## What the exercise asks
Each record below should appear again exactly as written.

┌─ Data extract

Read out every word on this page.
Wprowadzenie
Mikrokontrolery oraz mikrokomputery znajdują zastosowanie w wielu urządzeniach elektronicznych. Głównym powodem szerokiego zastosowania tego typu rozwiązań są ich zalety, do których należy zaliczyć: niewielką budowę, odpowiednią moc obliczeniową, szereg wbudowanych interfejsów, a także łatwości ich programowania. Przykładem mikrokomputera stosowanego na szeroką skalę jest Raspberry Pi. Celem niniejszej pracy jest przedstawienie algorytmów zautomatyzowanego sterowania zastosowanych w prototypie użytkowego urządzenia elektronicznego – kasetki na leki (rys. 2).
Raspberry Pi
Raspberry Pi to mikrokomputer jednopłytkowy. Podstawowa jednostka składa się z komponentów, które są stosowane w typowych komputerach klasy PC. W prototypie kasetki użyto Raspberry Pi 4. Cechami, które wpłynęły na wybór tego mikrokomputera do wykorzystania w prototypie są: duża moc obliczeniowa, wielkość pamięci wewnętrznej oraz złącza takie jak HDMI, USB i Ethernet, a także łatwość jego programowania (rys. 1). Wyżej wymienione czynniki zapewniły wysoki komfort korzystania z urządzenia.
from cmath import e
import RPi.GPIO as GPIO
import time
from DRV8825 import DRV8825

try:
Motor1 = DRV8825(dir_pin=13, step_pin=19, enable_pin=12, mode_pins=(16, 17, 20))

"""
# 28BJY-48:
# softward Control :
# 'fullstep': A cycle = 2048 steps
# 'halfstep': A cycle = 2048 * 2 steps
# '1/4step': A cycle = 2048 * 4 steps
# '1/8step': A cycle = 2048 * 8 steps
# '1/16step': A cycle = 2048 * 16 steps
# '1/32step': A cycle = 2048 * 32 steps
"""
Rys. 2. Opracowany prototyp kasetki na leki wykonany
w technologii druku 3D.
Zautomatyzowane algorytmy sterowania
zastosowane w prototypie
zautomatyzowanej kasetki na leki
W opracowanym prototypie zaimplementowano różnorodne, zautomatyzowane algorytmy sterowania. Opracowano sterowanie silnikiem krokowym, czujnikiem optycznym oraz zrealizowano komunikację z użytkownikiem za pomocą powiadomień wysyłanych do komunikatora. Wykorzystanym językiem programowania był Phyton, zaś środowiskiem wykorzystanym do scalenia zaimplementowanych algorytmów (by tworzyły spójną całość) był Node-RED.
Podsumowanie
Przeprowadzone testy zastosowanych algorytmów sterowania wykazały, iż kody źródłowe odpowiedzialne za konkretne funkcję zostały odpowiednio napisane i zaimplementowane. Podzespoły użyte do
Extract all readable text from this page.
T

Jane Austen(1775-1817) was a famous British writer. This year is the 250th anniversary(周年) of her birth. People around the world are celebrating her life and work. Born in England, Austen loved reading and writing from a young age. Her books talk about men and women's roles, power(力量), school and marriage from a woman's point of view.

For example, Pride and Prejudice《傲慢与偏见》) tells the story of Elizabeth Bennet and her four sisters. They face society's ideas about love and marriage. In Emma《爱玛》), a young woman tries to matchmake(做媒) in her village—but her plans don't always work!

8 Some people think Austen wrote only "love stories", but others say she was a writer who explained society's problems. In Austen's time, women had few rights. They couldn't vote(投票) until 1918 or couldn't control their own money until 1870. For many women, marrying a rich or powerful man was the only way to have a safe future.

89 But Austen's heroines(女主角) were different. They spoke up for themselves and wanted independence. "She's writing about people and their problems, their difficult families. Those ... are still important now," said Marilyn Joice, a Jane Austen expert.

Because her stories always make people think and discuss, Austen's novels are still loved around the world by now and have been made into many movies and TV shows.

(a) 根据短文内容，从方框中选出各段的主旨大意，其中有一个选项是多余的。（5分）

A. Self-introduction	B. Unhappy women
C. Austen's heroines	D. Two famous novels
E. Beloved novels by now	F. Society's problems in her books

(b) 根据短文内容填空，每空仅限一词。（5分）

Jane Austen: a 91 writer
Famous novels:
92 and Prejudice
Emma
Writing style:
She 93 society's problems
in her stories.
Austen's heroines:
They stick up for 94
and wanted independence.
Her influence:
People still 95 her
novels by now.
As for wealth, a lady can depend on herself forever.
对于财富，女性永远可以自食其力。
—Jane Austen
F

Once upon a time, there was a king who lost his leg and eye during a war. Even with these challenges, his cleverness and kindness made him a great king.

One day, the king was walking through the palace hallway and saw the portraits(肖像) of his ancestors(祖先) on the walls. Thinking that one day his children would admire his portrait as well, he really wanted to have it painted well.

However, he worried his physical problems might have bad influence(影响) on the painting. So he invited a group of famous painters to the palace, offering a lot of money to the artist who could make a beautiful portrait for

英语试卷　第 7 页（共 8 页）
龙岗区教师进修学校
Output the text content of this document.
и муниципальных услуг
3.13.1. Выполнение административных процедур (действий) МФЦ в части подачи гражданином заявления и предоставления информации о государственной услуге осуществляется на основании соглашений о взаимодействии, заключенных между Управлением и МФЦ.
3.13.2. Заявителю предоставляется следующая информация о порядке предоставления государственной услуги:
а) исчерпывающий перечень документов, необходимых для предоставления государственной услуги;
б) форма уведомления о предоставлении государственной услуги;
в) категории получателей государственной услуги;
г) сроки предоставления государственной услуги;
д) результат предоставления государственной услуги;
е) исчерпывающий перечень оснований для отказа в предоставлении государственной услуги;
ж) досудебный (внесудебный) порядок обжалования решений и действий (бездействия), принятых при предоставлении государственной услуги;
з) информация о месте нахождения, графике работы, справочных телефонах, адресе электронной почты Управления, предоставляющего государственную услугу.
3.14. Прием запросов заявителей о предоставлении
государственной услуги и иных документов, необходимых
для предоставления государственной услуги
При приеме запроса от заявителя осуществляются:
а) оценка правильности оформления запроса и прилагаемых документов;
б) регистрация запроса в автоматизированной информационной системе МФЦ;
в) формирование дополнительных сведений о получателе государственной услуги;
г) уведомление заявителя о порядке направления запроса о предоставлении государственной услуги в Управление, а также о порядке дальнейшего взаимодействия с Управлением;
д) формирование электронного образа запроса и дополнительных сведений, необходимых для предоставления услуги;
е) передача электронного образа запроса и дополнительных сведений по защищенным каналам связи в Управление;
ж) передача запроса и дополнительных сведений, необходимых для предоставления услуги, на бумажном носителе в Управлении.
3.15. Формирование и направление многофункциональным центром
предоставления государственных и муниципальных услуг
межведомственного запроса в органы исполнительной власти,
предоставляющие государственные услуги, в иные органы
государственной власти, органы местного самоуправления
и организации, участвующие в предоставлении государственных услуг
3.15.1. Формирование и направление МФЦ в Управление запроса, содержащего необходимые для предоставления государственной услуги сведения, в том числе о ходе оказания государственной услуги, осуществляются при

└─

## Task solution
Read out every word on this page.
Wprowadzenie
Mikrokontrolery oraz mikrokomputery znajdują zastosowanie w wielu urządzeniach elektronicznych. Głównym powodem szerokiego zastosowania tego typu rozwiązań są ich zalety, do których należy zaliczyć: niewielką budowę, odpowiednią moc obliczeniową, szereg wbudowanych interfejsów, a także łatwości ich programowania. Przykładem mikrokomputera stosowanego na szeroką skalę jest Raspberry Pi. Celem niniejszej pracy jest przedstawienie algorytmów zautomatyzowanego sterowania zastosowanych w prototypie użytkowego urządzenia elektronicznego – kasetki na leki (rys. 2).
Raspberry Pi
Raspberry Pi to mikrokomputer jednopłytkowy. Podstawowa jednostka składa się z komponentów, które są stosowane w typowych komputerach klasy PC. W prototypie kasetki użyto Raspberry Pi 4. Cechami, które wpłynęły na wybór tego mikrokomputera do wykorzystania w prototypie są: duża moc obliczeniowa, wielkość pamięci wewnętrznej oraz złącza takie jak HDMI, USB i Ethernet, a także łatwość jego programowania (rys. 1). Wyżej wymienione czynniki zapewniły wysoki komfort korzystania z urządzenia.
from cmath import e
import RPi.GPIO as GPIO
import time
from DRV8825 import DRV8825

try:
Motor1 = DRV8825(dir_pin=13, step_pin=19, enable_pin=12, mode_pins=(16, 17, 20))

"""
# 28BJY-48:
# softward Control :
# 'fullstep': A cycle = 2048 steps
# 'halfstep': A cycle = 2048 * 2 steps
# '1/4step': A cycle = 2048 * 4 steps
# '1/8step': A cycle = 2048 * 8 steps
# '1/16step': A cycle = 2048 * 16 steps
# '1/32step': A cycle = 2048 * 32 steps
"""
Rys. 2. Opracowany prototyp kasetki na leki wykonany
w technologii druku 3D.
Zautomatyzowane algorytmy sterowania
zastosowane w prototypie
zautomatyzowanej kasetki na leki
W opracowanym prototypie zaimplementowano różnorodne, zautomatyzowane algorytmy sterowania. Opracowano sterowanie silnikiem krokowym, czujnikiem optycznym oraz zrealizowano komunikację z użytkownikiem za pomocą powiadomień wysyłanych do komunikatora. Wykorzystanym językiem programowania był Phyton, zaś środowiskiem wykorzystanym do scalenia zaimplementowanych algorytmów (by tworzyły spójną całość) był Node-RED.
Podsumowanie
Przeprowadzone testy zastosowanych algorytmów sterowania wykazały, iż kody źródłowe odpowiedzialne za konkretne funkcję zostały odpowiednio napisane i zaimplementowane. Podzespoły użyte do
Extract all readable text from this page.
T

Jane Austen(1775-1817) was a famous British writer. This year is the 250th anniversary(周年) of her birth. People around the world are celebrating her life and work. Born in England, Austen loved reading and writing from a young age. Her books talk about men and women's roles, power(力量), school and marriage from a woman's point of view.

For example, Pride and Prejudice《傲慢与偏见》) tells the story of Elizabeth Bennet and her four sisters. They face society's ideas about love and marriage. In Emma《爱玛》), a young woman tries to matchmake(做媒) in her village—but her plans don't always work!

8 Some people think Austen wrote only "love stories", but others say she was a writer who explained society's problems. In Austen's time, women had few rights. They couldn't vote(投票) until 1918 or couldn't control their own money until 1870. For many women, marrying a rich or powerful man was the only way to have a safe future.

89 But Austen's heroines(女主角) were different. They spoke up for themselves and wanted independence. "She's writing about people and their problems, their difficult families. Those ... are still important now," said Marilyn Joice, a Jane Austen expert.

Because her stories always make people think and discuss, Austen's novels are still loved around the world by now and have been made into many movies and TV shows.

(a) 根据短文内容，从方框中选出各段的主旨大意，其中有一个选项是多余的。（5分）

A. Self-introduction	B. Unhappy women
C. Austen's heroines	D. Two famous novels
E. Beloved novels by now	F. Society's problems in her books

(b) 根据短文内容填空，每空仅限一词。（5分）

Jane Austen: a 91 writer
Famous novels:
92 and Prejudice
Emma
Writing style:
She 93 society's problems
in her stories.
Austen's heroines:
They stick up for 94
and wanted independence.
Her influence:
People still 95 her
novels by now.
As for wealth, a lady can depend on herself forever.
对于财富，女性永远可以自食其力。
—Jane Austen
F

Once upon a time, there was a king who lost his leg and eye during a war. Even with these challenges, his cleverness and kindness made him a great king.

One day, the king was walking through the palace hallway and saw the portraits(肖像) of his ancestors(祖先) on the walls. Thinking that one day his children would admire his portrait as well, he really wanted to have it painted well.

However, he worried his physical problems might have bad influence(影响) on the painting. So he invited a group of famous painters to the palace, offering a lot of money to the artist who could make a beautiful portrait for

英语试卷　第 7 页（共 8 页）
龙岗区教师进修学校
Output the text content of this document.
и муниципальных услуг
3.13.1. Выполнение административных процедур (действий) МФЦ в части подачи гражданином заявления и предоставления информации о государственной услуге осуществляется на основании соглашений о взаимодействии, заключенных между Управлением и МФЦ.
3.13.2. Заявителю предоставляется следующая информация о порядке предоставления государственной услуги:
а) исчерпывающий перечень документов, необходимых для предоставления государственной услуги;
б) форма уведомления о предоставлении государственной услуги;
в) категории получателей государственной услуги;
г) сроки предоставления государственной услуги;
д) результат предоставления государственной услуги;
е) исчерпывающий перечень оснований для отказа в предоставлении государственной услуги;
ж) досудебный (внесудебный) порядок обжалования решений и действий (бездействия), принятых при предоставлении государственной услуги;
з) информация о месте нахождения, графике работы, справочных телефонах, адресе электронной почты Управления, предоставляющего государственную услугу.
3.14. Прием запросов заявителей о предоставлении
государственной услуги и иных документов, необходимых
для предоставления государственной услуги
При приеме запроса от заявителя осуществляются:
а) оценка правильности оформления запроса и прилагаемых документов;
б) регистрация запроса в автоматизированной информационной системе МФЦ;
в) формирование дополнительных сведений о получателе государственной услуги;
г) уведомление заявителя о порядке направления запроса о предоставлении государственной услуги в Управление, а также о порядке дальнейшего взаимодействия с Управлением;
д) формирование электронного образа запроса и дополнительных сведений, необходимых для предоставления услуги;
е) передача электронного образа запроса и дополнительных сведений по защищенным каналам связи в Управление;
ж) передача запроса и дополнительных сведений, необходимых для предоставления услуги, на бумажном носителе в Управлении.
3.15. Формирование и направление многофункциональным центром
предоставления государственных и муниципальных услуг
межведомственного запроса в органы исполнительной власти,
предоставляющие государственные услуги, в иные органы
государственной власти, органы местного самоуправления
и организации, участвующие в предоставлении государственных услуг
3.15.1. Формирование и направление МФЦ в Управление запроса, содержащего необходимые для предоставления государственной услуги сведения, в том числе о ходе оказания государственной услуги, осуществляются при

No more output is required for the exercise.